***** DATA PROVIDED *****

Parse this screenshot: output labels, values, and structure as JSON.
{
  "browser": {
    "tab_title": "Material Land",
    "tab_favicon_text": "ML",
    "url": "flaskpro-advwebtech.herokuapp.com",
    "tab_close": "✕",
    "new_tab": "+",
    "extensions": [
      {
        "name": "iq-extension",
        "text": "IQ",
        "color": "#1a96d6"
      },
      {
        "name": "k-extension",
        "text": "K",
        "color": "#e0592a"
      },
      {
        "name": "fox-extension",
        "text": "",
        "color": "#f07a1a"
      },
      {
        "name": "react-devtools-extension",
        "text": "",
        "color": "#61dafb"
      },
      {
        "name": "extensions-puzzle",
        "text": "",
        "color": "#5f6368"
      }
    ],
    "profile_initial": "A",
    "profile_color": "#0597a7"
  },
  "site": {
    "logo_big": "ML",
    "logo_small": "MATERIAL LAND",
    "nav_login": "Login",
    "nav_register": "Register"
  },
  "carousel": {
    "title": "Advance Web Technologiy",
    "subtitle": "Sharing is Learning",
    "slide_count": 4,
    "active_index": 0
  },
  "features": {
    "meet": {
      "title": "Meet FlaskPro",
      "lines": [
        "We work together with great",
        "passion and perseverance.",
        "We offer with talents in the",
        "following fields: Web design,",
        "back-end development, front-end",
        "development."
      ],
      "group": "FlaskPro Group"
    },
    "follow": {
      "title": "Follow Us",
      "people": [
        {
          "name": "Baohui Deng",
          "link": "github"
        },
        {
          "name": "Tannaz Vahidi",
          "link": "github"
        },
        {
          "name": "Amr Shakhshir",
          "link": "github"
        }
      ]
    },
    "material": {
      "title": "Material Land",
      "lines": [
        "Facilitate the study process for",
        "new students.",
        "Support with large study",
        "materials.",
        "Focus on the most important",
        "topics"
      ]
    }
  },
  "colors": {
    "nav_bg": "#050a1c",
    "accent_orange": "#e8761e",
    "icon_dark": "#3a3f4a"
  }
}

*****

Each of the records should be retyped exactly.

• **EXERCISE OUTPUT**:
Parse this screenshot: output labels, values, and structure as JSON.
{
  "browser": {
    "tab_title": "Material Land",
    "tab_favicon_text": "ML",
    "url": "flaskpro-advwebtech.herokuapp.com",
    "tab_close": "✕",
    "new_tab": "+",
    "extensions": [
      {
        "name": "iq-extension",
        "text": "IQ",
        "color": "#1a96d6"
      },
      {
        "name": "k-extension",
        "text": "K",
        "color": "#e0592a"
      },
      {
        "name": "fox-extension",
        "text": "",
        "color": "#f07a1a"
      },
      {
        "name": "react-devtools-extension",
        "text": "",
        "color": "#61dafb"
      },
      {
        "name": "extensions-puzzle",
        "text": "",
        "color": "#5f6368"
      }
    ],
    "profile_initial": "A",
    "profile_color": "#0597a7"
  },
  "site": {
    "logo_big": "ML",
    "logo_small": "MATERIAL LAND",
    "nav_login": "Login",
    "nav_register": "Register"
  },
  "carousel": {
    "title": "Advance Web Technologiy",
    "subtitle": "Sharing is Learning",
    "slide_count": 4,
    "active_index": 0
  },
  "features": {
    "meet": {
      "title": "Meet FlaskPro",
      "lines": [
        "We work together with great",
        "passion and perseverance.",
        "We offer with talents in the",
        "following fields: Web design,",
        "back-end development, front-end",
        "development."
      ],
      "group": "FlaskPro Group"
    },
    "follow": {
      "title": "Follow Us",
      "people": [
        {
          "name": "Baohui Deng",
          "link": "github"
        },
        {
          "name": "Tannaz Vahidi",
          "link": "github"
        },
        {
          "name": "Amr Shakhshir",
          "link": "github"
        }
      ]
    },
    "material": {
      "title": "Material Land",
      "lines": [
        "Facilitate the study process for",
        "new students.",
        "Support with large study",
        "materials.",
        "Focus on the most important",
        "topics"
      ]
    }
  },
  "colors": {
    "nav_bg": "#050a1c",
    "accent_orange": "#e8761e",
    "icon_dark": "#3a3f4a"
  }
}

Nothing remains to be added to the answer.